* Start ENTRIES SHOWN *
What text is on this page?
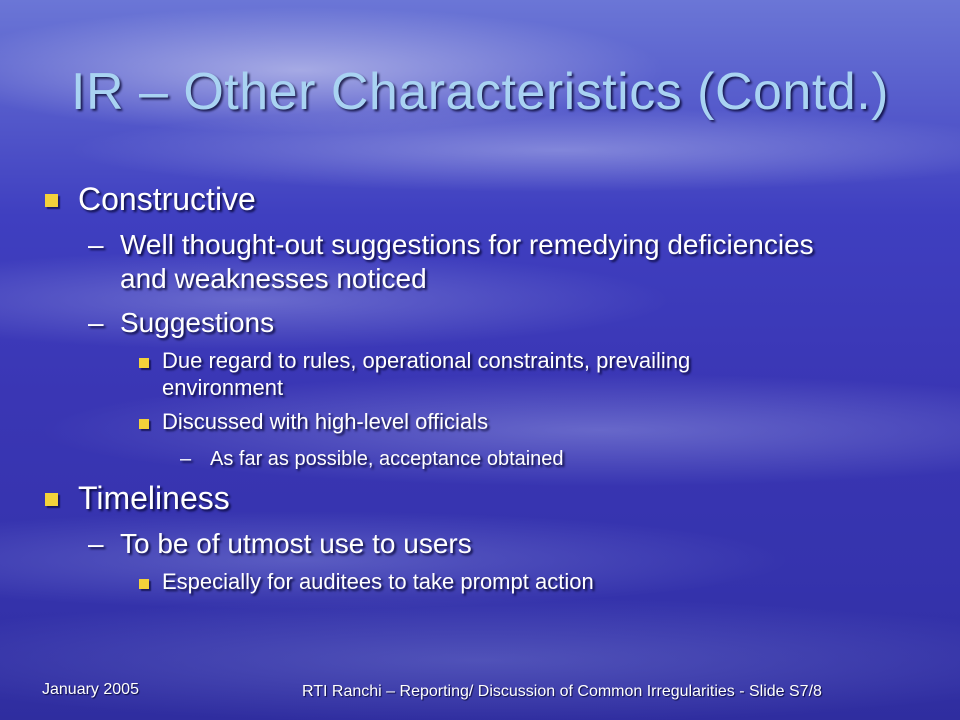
IR – Other Characteristics (Contd.)
Constructive
– Well thought-out suggestions for remedying deficiencies
and weaknesses noticed
– Suggestions
Due regard to rules, operational constraints, prevailing
environment
Discussed with high-level officials
– As far as possible, acceptance obtained
Timeliness
– To be of utmost use to users
Especially for auditees to take prompt action
January 2005	RTI Ranchi – Reporting/ Discussion of Common Irregularities - Slide S7/8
* End ENTRIES SHOWN *
#### [EXERCISE GOAL]
Restate the full listing verbatim and drop every picture.

#### [COMPLETE OUTPUT]
What text is on this page?
IR – Other Characteristics (Contd.)
Constructive
– Well thought-out suggestions for remedying deficiencies
and weaknesses noticed
– Suggestions
Due regard to rules, operational constraints, prevailing
environment
Discussed with high-level officials
– As far as possible, acceptance obtained
Timeliness
– To be of utmost use to users
Especially for auditees to take prompt action
January 2005	RTI Ranchi – Reporting/ Discussion of Common Irregularities - Slide S7/8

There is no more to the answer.